→ WHAT THE TASK REQUIRES
Copy every line of the data in which the word "tartósan" occurs.

Dataset items:
— Begin —

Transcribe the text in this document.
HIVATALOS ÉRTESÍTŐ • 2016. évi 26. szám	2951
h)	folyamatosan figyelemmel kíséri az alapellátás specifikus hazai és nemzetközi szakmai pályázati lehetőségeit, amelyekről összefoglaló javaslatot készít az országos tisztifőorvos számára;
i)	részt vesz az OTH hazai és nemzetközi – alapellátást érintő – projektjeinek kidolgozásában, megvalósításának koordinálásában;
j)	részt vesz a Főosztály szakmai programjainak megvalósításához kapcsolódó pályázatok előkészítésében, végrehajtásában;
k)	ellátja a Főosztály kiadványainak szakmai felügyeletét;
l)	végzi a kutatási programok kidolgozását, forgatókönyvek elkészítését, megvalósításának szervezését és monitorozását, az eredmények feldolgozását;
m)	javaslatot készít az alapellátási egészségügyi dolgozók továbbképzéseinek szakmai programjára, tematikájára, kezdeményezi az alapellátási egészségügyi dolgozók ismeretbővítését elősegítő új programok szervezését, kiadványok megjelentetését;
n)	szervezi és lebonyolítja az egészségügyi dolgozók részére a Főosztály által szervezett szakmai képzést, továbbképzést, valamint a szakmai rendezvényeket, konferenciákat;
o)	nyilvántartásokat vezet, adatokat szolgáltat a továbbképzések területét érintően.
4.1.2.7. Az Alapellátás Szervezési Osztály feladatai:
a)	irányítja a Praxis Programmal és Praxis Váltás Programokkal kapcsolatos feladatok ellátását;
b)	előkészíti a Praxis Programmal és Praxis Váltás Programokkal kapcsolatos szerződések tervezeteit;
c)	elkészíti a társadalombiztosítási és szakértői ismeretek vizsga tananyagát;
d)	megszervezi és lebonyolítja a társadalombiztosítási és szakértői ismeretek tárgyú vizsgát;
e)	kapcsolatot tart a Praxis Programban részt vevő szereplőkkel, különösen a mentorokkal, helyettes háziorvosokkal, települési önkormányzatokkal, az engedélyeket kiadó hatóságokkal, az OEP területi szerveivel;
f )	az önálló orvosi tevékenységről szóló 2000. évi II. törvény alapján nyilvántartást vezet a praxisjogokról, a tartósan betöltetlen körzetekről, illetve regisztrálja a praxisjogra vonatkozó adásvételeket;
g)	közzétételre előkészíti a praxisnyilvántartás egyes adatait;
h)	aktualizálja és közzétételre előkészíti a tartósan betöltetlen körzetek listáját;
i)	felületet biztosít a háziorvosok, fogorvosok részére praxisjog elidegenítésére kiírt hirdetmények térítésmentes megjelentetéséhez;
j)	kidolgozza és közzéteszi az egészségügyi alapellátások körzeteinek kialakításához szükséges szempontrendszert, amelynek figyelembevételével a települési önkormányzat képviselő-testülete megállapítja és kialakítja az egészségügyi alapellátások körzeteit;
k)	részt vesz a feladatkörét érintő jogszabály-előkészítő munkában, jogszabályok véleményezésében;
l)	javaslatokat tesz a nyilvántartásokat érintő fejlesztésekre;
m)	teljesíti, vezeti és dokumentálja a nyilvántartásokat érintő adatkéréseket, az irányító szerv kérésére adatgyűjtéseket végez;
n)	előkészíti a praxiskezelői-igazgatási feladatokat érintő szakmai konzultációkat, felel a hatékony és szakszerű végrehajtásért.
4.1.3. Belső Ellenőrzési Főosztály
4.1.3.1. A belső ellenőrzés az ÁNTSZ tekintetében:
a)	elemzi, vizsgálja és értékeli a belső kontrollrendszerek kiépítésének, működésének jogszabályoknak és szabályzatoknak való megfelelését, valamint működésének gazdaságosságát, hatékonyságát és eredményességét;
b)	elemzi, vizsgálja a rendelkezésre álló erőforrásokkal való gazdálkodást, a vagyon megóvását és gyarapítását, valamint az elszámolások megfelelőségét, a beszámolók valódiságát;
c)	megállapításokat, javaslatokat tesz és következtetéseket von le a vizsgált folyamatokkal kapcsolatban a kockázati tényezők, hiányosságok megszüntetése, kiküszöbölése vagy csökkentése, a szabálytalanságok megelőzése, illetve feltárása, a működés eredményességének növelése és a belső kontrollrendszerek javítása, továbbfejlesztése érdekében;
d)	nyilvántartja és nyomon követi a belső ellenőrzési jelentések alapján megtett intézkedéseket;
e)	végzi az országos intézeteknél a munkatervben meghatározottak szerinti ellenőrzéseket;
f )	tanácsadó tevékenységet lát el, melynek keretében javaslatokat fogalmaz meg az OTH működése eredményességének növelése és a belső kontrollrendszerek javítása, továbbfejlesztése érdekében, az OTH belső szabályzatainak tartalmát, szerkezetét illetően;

— End —

→ FULL ANSWER
f )	az önálló orvosi tevékenységről szóló 2000. évi II. törvény alapján nyilvántartást vezet a praxisjogokról, a tartósan betöltetlen körzetekről, illetve regisztrálja a praxisjogra vonatkozó adásvételeket;
h)	aktualizálja és közzétételre előkészíti a tartósan betöltetlen körzetek listáját;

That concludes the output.